[BEGIN Dataset]
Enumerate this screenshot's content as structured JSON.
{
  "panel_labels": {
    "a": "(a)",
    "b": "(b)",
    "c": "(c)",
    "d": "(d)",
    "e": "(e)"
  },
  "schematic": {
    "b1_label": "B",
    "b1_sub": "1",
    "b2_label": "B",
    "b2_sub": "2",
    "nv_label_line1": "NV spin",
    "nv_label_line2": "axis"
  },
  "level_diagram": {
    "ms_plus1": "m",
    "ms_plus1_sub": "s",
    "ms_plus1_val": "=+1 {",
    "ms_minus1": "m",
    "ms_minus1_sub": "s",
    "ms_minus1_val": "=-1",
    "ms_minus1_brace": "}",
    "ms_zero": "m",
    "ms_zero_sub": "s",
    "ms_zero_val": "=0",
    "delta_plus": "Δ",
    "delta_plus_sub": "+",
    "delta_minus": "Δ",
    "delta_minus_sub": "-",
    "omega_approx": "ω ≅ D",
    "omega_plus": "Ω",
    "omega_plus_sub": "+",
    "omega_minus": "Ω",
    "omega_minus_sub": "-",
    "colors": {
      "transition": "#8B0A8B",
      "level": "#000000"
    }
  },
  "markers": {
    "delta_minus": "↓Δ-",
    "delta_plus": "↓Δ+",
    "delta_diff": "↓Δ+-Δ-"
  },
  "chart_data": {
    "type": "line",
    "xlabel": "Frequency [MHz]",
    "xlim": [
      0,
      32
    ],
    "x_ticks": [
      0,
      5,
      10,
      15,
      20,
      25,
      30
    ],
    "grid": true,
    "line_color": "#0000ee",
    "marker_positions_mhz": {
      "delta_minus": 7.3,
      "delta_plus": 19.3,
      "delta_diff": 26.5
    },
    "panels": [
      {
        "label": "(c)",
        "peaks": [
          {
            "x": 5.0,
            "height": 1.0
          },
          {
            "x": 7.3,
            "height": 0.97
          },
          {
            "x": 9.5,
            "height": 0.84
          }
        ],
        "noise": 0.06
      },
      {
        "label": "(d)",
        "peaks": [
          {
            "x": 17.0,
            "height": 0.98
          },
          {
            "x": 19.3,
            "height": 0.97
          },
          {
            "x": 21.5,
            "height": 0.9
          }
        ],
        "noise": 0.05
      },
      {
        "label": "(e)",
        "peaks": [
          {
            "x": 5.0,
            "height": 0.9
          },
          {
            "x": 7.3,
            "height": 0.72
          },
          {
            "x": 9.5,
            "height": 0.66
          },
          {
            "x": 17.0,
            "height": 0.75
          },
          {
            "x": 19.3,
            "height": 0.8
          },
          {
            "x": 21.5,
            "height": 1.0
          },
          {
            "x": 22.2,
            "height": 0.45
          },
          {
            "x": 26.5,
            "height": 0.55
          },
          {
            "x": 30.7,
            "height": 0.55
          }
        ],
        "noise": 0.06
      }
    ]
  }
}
[END Dataset]
[BEGIN Dataset]
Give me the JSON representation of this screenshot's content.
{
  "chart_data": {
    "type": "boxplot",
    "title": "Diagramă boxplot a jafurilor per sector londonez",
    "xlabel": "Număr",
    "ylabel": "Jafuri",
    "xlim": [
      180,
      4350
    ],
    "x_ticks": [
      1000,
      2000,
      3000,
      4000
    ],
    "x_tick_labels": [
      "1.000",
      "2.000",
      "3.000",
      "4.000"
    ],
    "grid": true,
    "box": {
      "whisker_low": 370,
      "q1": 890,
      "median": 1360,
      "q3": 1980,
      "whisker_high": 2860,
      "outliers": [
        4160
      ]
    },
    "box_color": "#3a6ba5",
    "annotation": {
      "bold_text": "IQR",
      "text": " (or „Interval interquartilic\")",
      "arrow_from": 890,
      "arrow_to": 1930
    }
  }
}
[END Dataset]
*Given request*: Read through the entries and copy every line that includes "this".

*Task solution*:
Enumerate this screenshot's content as structured JSON.
Give me the JSON representation of this screenshot's content.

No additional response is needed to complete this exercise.